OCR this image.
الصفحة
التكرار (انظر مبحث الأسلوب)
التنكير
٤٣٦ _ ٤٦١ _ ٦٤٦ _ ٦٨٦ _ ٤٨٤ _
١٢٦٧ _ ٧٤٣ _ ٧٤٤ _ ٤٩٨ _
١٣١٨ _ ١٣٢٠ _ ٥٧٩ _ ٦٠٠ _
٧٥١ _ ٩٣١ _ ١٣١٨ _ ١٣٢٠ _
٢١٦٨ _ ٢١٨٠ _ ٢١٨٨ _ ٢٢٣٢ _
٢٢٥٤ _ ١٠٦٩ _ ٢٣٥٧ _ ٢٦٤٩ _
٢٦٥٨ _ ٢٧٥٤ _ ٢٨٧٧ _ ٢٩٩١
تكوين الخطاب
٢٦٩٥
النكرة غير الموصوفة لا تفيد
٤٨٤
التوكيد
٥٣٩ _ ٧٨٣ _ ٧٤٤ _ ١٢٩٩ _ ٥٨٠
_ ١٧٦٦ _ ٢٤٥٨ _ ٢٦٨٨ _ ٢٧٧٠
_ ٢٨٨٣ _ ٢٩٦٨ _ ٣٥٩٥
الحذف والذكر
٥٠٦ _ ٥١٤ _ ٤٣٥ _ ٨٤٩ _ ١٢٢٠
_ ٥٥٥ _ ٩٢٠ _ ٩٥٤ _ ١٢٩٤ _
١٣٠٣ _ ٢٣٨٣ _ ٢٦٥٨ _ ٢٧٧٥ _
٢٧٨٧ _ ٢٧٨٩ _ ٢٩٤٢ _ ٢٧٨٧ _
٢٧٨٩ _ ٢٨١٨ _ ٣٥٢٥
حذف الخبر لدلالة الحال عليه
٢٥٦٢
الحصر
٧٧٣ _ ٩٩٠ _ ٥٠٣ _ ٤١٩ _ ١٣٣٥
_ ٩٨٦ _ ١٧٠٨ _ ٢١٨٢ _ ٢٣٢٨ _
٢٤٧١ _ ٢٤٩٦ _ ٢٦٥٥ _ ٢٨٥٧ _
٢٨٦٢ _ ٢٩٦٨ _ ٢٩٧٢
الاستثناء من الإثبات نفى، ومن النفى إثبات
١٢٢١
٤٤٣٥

Set exercise: Print out every entry, keeping each one exact.

In response:
OCR this image.
الصفحة
التكرار (انظر مبحث الأسلوب)
التنكير
٤٣٦ _ ٤٦١ _ ٦٤٦ _ ٦٨٦ _ ٤٨٤ _
١٢٦٧ _ ٧٤٣ _ ٧٤٤ _ ٤٩٨ _
١٣١٨ _ ١٣٢٠ _ ٥٧٩ _ ٦٠٠ _
٧٥١ _ ٩٣١ _ ١٣١٨ _ ١٣٢٠ _
٢١٦٨ _ ٢١٨٠ _ ٢١٨٨ _ ٢٢٣٢ _
٢٢٥٤ _ ١٠٦٩ _ ٢٣٥٧ _ ٢٦٤٩ _
٢٦٥٨ _ ٢٧٥٤ _ ٢٨٧٧ _ ٢٩٩١
تكوين الخطاب
٢٦٩٥
النكرة غير الموصوفة لا تفيد
٤٨٤
التوكيد
٥٣٩ _ ٧٨٣ _ ٧٤٤ _ ١٢٩٩ _ ٥٨٠
_ ١٧٦٦ _ ٢٤٥٨ _ ٢٦٨٨ _ ٢٧٧٠
_ ٢٨٨٣ _ ٢٩٦٨ _ ٣٥٩٥
الحذف والذكر
٥٠٦ _ ٥١٤ _ ٤٣٥ _ ٨٤٩ _ ١٢٢٠
_ ٥٥٥ _ ٩٢٠ _ ٩٥٤ _ ١٢٩٤ _
١٣٠٣ _ ٢٣٨٣ _ ٢٦٥٨ _ ٢٧٧٥ _
٢٧٨٧ _ ٢٧٨٩ _ ٢٩٤٢ _ ٢٧٨٧ _
٢٧٨٩ _ ٢٨١٨ _ ٣٥٢٥
حذف الخبر لدلالة الحال عليه
٢٥٦٢
الحصر
٧٧٣ _ ٩٩٠ _ ٥٠٣ _ ٤١٩ _ ١٣٣٥
_ ٩٨٦ _ ١٧٠٨ _ ٢١٨٢ _ ٢٣٢٨ _
٢٤٧١ _ ٢٤٩٦ _ ٢٦٥٥ _ ٢٨٥٧ _
٢٨٦٢ _ ٢٩٦٨ _ ٢٩٧٢
الاستثناء من الإثبات نفى، ومن النفى إثبات
١٢٢١
٤٤٣٥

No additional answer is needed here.